Requirements: Your task is to copy every line of the records below that contains "current".

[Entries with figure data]
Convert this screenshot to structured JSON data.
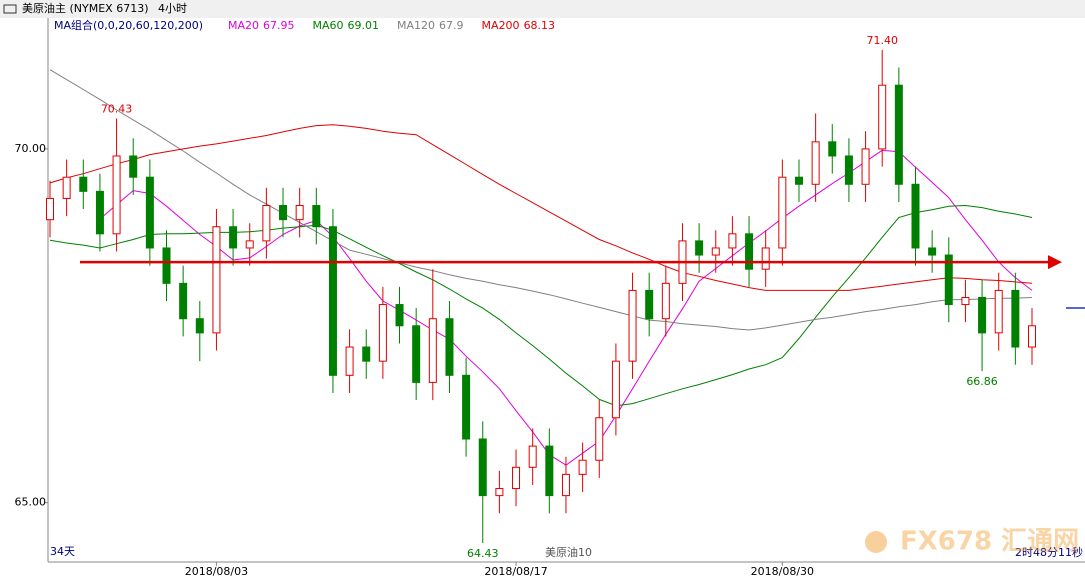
{
  "chart_data": {
    "type": "candlestick",
    "title": "美原油主 (NYMEX 6713)",
    "period": "4小时",
    "ma_group": "MA组合(0,0,20,60,120,200)",
    "days": "34天",
    "footer_name": "美原油10",
    "countdown": "2时48分11秒",
    "watermark": "FX678 汇通网",
    "ylim": [
      64.19,
      71.85
    ],
    "yticks": [
      {
        "value": 65,
        "label": "65.00"
      },
      {
        "value": 70,
        "label": "70.00"
      }
    ],
    "grid": false,
    "up_color": "#e00000",
    "down_color": "#008000",
    "categories": [
      null,
      null,
      null,
      null,
      null,
      null,
      null,
      null,
      null,
      null,
      "2018/08/03",
      null,
      null,
      null,
      null,
      null,
      null,
      null,
      null,
      null,
      null,
      null,
      null,
      null,
      null,
      null,
      null,
      null,
      "2018/08/17",
      null,
      null,
      null,
      null,
      null,
      null,
      null,
      null,
      null,
      null,
      null,
      null,
      null,
      null,
      null,
      "2018/08/30",
      null,
      null,
      null,
      null,
      null,
      null,
      null,
      null,
      null,
      null,
      null,
      null,
      null,
      null,
      null
    ],
    "open": [
      69.0,
      69.3,
      69.6,
      69.4,
      68.8,
      69.9,
      69.6,
      68.6,
      68.1,
      67.6,
      67.4,
      68.9,
      68.6,
      68.7,
      69.2,
      69.0,
      69.2,
      68.9,
      66.8,
      67.2,
      67.0,
      67.8,
      67.5,
      66.7,
      67.6,
      66.8,
      65.9,
      65.1,
      65.2,
      65.5,
      65.8,
      65.1,
      65.4,
      65.6,
      66.2,
      67.0,
      68.0,
      67.6,
      68.1,
      68.7,
      68.5,
      68.6,
      68.8,
      68.3,
      68.6,
      69.6,
      69.5,
      70.1,
      69.9,
      69.5,
      70.0,
      70.9,
      69.5,
      68.6,
      68.5,
      67.8,
      67.9,
      67.4,
      68.0,
      67.2
    ],
    "high": [
      69.55,
      69.85,
      69.85,
      69.65,
      70.43,
      70.15,
      69.85,
      68.85,
      68.35,
      67.85,
      69.15,
      69.15,
      68.95,
      69.45,
      69.45,
      69.45,
      69.45,
      69.15,
      67.45,
      67.45,
      68.05,
      68.05,
      67.75,
      68.3,
      67.85,
      67.05,
      66.15,
      65.45,
      65.75,
      66.05,
      66.05,
      65.65,
      65.85,
      66.45,
      67.25,
      68.25,
      68.25,
      68.35,
      68.95,
      68.95,
      68.85,
      69.05,
      69.05,
      68.85,
      69.85,
      69.85,
      70.5,
      70.35,
      70.15,
      70.25,
      71.4,
      71.15,
      69.75,
      68.85,
      68.75,
      68.15,
      68.15,
      68.25,
      68.25,
      67.75
    ],
    "low": [
      68.75,
      69.05,
      69.15,
      68.55,
      68.55,
      69.35,
      68.35,
      67.85,
      67.35,
      67.0,
      67.15,
      68.35,
      68.35,
      68.45,
      68.75,
      68.75,
      68.65,
      66.55,
      66.55,
      66.75,
      66.75,
      67.25,
      66.45,
      66.45,
      66.55,
      65.65,
      64.43,
      64.85,
      64.95,
      65.25,
      64.85,
      64.85,
      65.15,
      65.35,
      65.95,
      66.75,
      67.35,
      67.35,
      67.85,
      68.25,
      68.25,
      68.35,
      68.05,
      68.05,
      68.35,
      69.25,
      69.25,
      69.65,
      69.25,
      69.25,
      69.75,
      69.25,
      68.35,
      68.25,
      67.55,
      67.55,
      66.86,
      67.15,
      66.95,
      66.95
    ],
    "close": [
      69.3,
      69.6,
      69.4,
      68.8,
      69.9,
      69.6,
      68.6,
      68.1,
      67.6,
      67.4,
      68.9,
      68.6,
      68.7,
      69.2,
      69.0,
      69.2,
      68.9,
      66.8,
      67.2,
      67.0,
      67.8,
      67.5,
      66.7,
      67.6,
      66.8,
      65.9,
      65.1,
      65.2,
      65.5,
      65.8,
      65.1,
      65.4,
      65.6,
      66.2,
      67.0,
      68.0,
      67.6,
      68.1,
      68.7,
      68.5,
      68.6,
      68.8,
      68.3,
      68.6,
      69.6,
      69.5,
      70.1,
      69.9,
      69.5,
      70.0,
      70.9,
      69.5,
      68.6,
      68.5,
      67.8,
      67.9,
      67.4,
      68.0,
      67.2,
      67.5
    ],
    "high_labels": [
      null,
      null,
      null,
      null,
      "70.43",
      null,
      null,
      null,
      null,
      null,
      null,
      null,
      null,
      null,
      null,
      null,
      null,
      null,
      null,
      null,
      null,
      null,
      null,
      null,
      null,
      null,
      null,
      null,
      null,
      null,
      null,
      null,
      null,
      null,
      null,
      null,
      null,
      null,
      null,
      null,
      null,
      null,
      null,
      null,
      null,
      null,
      null,
      null,
      null,
      null,
      "71.40",
      null,
      null,
      null,
      null,
      null,
      null,
      null,
      null,
      null
    ],
    "low_labels": [
      null,
      null,
      null,
      null,
      null,
      null,
      null,
      null,
      null,
      null,
      null,
      null,
      null,
      null,
      null,
      null,
      null,
      null,
      null,
      null,
      null,
      null,
      null,
      null,
      null,
      null,
      "64.43",
      null,
      null,
      null,
      null,
      null,
      null,
      null,
      null,
      null,
      null,
      null,
      null,
      null,
      null,
      null,
      null,
      null,
      null,
      null,
      null,
      null,
      null,
      null,
      null,
      null,
      null,
      null,
      null,
      null,
      "66.86",
      null,
      null,
      null
    ],
    "reference_line": {
      "value": 68.4,
      "color": "#e00000"
    },
    "series": [
      {
        "name": "MA20",
        "current": 67.95,
        "color": "#e000e0",
        "values": [
          null,
          null,
          null,
          69.01,
          69.21,
          69.41,
          69.37,
          69.19,
          68.99,
          68.79,
          68.62,
          68.43,
          68.46,
          68.62,
          68.79,
          68.91,
          68.99,
          68.76,
          68.45,
          68.13,
          67.85,
          67.72,
          67.58,
          67.44,
          67.31,
          67.07,
          66.85,
          66.61,
          66.3,
          66.0,
          65.68,
          65.53,
          65.7,
          65.87,
          66.23,
          66.61,
          67.0,
          67.38,
          67.74,
          68.13,
          68.31,
          68.49,
          68.67,
          68.84,
          69.02,
          69.19,
          69.35,
          69.51,
          69.66,
          69.82,
          69.98,
          69.96,
          69.74,
          69.53,
          69.31,
          69.0,
          68.71,
          68.4,
          68.18,
          68.0
        ]
      },
      {
        "name": "MA60",
        "current": 69.01,
        "color": "#008000",
        "values": [
          68.71,
          68.67,
          68.64,
          68.6,
          68.66,
          68.72,
          68.79,
          68.8,
          68.8,
          68.81,
          68.82,
          68.82,
          68.83,
          68.85,
          68.88,
          68.9,
          68.92,
          68.85,
          68.73,
          68.61,
          68.49,
          68.38,
          68.26,
          68.15,
          68.02,
          67.88,
          67.75,
          67.59,
          67.4,
          67.22,
          67.03,
          66.83,
          66.65,
          66.46,
          66.37,
          66.4,
          66.47,
          66.54,
          66.61,
          66.67,
          66.74,
          66.81,
          66.89,
          66.95,
          67.05,
          67.32,
          67.62,
          67.91,
          68.18,
          68.46,
          68.75,
          69.03,
          69.1,
          69.14,
          69.19,
          69.2,
          69.17,
          69.12,
          69.08,
          69.03
        ]
      },
      {
        "name": "MA120",
        "current": 67.9,
        "color": "#808080",
        "values": [
          71.12,
          70.98,
          70.84,
          70.7,
          70.55,
          70.41,
          70.27,
          70.12,
          69.97,
          69.81,
          69.66,
          69.5,
          69.35,
          69.22,
          69.09,
          68.96,
          68.83,
          68.7,
          68.57,
          68.51,
          68.45,
          68.39,
          68.33,
          68.28,
          68.22,
          68.17,
          68.13,
          68.08,
          68.04,
          67.99,
          67.94,
          67.88,
          67.82,
          67.76,
          67.7,
          67.64,
          67.58,
          67.56,
          67.53,
          67.51,
          67.49,
          67.46,
          67.44,
          67.47,
          67.51,
          67.55,
          67.59,
          67.62,
          67.66,
          67.7,
          67.73,
          67.77,
          67.8,
          67.84,
          67.87,
          67.87,
          67.88,
          67.89,
          67.89,
          67.9
        ]
      },
      {
        "name": "MA200",
        "current": 68.13,
        "color": "#e00000",
        "values": [
          69.52,
          69.59,
          69.65,
          69.72,
          69.79,
          69.85,
          69.92,
          69.96,
          70.0,
          70.04,
          70.07,
          70.11,
          70.15,
          70.19,
          70.24,
          70.29,
          70.33,
          70.34,
          70.32,
          70.29,
          70.25,
          70.22,
          70.2,
          70.06,
          69.92,
          69.78,
          69.64,
          69.5,
          69.37,
          69.24,
          69.11,
          68.98,
          68.85,
          68.72,
          68.63,
          68.53,
          68.44,
          68.34,
          68.25,
          68.2,
          68.14,
          68.09,
          68.04,
          68.0,
          68.0,
          68.0,
          68.0,
          68.0,
          68.0,
          68.03,
          68.06,
          68.09,
          68.12,
          68.15,
          68.18,
          68.17,
          68.15,
          68.14,
          68.12,
          68.1
        ]
      }
    ]
  }
}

Worked answer:
        "current": 67.95,
        "current": 69.01,
        "current": 67.9,
        "current": 68.13,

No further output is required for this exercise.